# GOAL OF THE EXERCISE
Wherever the word "page" appears in a line, copy that line.

# DATA
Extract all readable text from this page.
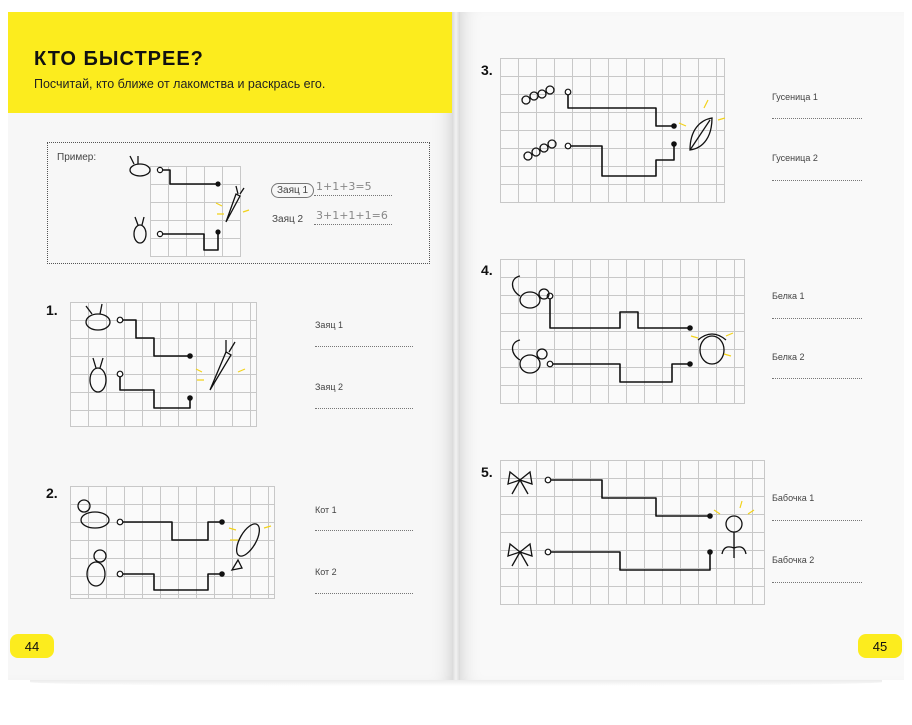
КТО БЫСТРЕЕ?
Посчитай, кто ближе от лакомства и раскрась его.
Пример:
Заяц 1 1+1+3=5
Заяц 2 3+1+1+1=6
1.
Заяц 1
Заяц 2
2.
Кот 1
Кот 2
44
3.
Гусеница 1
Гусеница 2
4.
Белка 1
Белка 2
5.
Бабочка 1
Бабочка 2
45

...

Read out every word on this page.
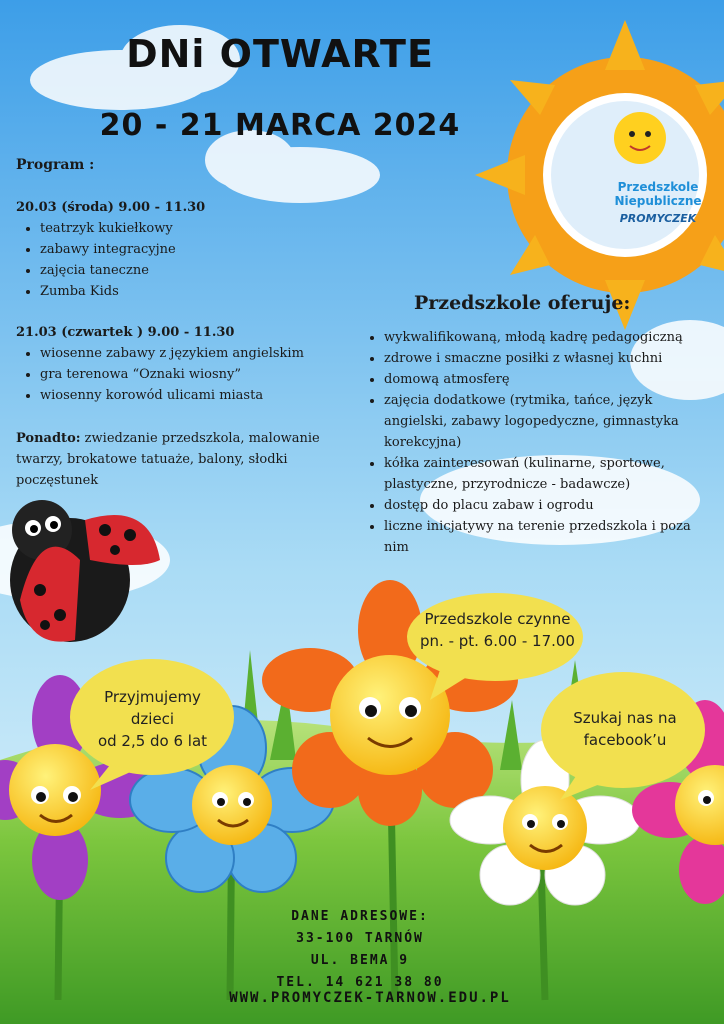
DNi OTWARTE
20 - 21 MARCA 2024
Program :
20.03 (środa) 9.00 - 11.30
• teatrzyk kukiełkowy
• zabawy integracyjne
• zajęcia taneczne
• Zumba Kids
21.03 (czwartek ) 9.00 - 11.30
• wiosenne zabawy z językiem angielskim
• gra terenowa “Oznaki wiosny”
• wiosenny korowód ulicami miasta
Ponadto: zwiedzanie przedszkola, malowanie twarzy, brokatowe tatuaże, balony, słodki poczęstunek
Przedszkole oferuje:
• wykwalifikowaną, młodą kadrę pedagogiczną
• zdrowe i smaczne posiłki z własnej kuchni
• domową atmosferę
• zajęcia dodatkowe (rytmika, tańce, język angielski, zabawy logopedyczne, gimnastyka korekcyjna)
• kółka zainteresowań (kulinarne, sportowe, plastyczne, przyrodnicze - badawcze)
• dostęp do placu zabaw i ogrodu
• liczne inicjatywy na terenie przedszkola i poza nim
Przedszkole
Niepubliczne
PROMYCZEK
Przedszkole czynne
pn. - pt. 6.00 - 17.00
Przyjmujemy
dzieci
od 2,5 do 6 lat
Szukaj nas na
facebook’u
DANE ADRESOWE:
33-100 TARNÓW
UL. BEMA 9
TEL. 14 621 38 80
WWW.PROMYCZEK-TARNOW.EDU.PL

# RIGHT ANSWER
Extract all readable text from this page.
Read out every word on this page.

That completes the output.